Exercise instructions. Please quote every line word for word.

------ Task input

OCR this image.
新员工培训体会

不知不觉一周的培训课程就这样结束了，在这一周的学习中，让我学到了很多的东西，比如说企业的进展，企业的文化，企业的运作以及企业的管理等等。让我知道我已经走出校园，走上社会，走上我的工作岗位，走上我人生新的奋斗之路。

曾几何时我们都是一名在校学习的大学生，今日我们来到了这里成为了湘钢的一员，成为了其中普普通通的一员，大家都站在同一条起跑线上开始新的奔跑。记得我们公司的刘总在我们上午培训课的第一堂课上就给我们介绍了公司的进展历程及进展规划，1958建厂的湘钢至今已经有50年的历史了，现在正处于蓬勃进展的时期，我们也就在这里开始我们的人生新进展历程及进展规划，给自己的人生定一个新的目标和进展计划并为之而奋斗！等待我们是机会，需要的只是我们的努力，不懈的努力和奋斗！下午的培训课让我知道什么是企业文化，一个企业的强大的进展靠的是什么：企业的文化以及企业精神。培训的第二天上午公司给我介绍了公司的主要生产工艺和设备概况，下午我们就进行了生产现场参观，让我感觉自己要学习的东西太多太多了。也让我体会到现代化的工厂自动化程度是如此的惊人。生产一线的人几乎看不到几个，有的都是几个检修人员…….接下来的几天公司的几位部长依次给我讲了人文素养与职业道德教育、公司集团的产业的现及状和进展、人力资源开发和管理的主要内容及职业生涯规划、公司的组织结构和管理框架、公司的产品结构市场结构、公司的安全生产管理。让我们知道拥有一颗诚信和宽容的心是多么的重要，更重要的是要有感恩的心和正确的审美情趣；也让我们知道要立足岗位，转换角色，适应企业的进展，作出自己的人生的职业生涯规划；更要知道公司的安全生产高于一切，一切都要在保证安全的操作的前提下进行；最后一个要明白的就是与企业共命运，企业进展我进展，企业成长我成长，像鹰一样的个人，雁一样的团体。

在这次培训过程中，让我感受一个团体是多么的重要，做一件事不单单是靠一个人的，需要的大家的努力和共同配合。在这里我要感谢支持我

------------

Output for this exercise.
OCR this image.
新员工培训体会

不知不觉一周的培训课程就这样结束了，在这一周的学习中，让我学到了很多的东西，比如说企业的进展，企业的文化，企业的运作以及企业的管理等等。让我知道我已经走出校园，走上社会，走上我的工作岗位，走上我人生新的奋斗之路。

曾几何时我们都是一名在校学习的大学生，今日我们来到了这里成为了湘钢的一员，成为了其中普普通通的一员，大家都站在同一条起跑线上开始新的奔跑。记得我们公司的刘总在我们上午培训课的第一堂课上就给我们介绍了公司的进展历程及进展规划，1958建厂的湘钢至今已经有50年的历史了，现在正处于蓬勃进展的时期，我们也就在这里开始我们的人生新进展历程及进展规划，给自己的人生定一个新的目标和进展计划并为之而奋斗！等待我们是机会，需要的只是我们的努力，不懈的努力和奋斗！下午的培训课让我知道什么是企业文化，一个企业的强大的进展靠的是什么：企业的文化以及企业精神。培训的第二天上午公司给我介绍了公司的主要生产工艺和设备概况，下午我们就进行了生产现场参观，让我感觉自己要学习的东西太多太多了。也让我体会到现代化的工厂自动化程度是如此的惊人。生产一线的人几乎看不到几个，有的都是几个检修人员…….接下来的几天公司的几位部长依次给我讲了人文素养与职业道德教育、公司集团的产业的现及状和进展、人力资源开发和管理的主要内容及职业生涯规划、公司的组织结构和管理框架、公司的产品结构市场结构、公司的安全生产管理。让我们知道拥有一颗诚信和宽容的心是多么的重要，更重要的是要有感恩的心和正确的审美情趣；也让我们知道要立足岗位，转换角色，适应企业的进展，作出自己的人生的职业生涯规划；更要知道公司的安全生产高于一切，一切都要在保证安全的操作的前提下进行；最后一个要明白的就是与企业共命运，企业进展我进展，企业成长我成长，像鹰一样的个人，雁一样的团体。

在这次培训过程中，让我感受一个团体是多么的重要，做一件事不单单是靠一个人的，需要的大家的努力和共同配合。在这里我要感谢支持我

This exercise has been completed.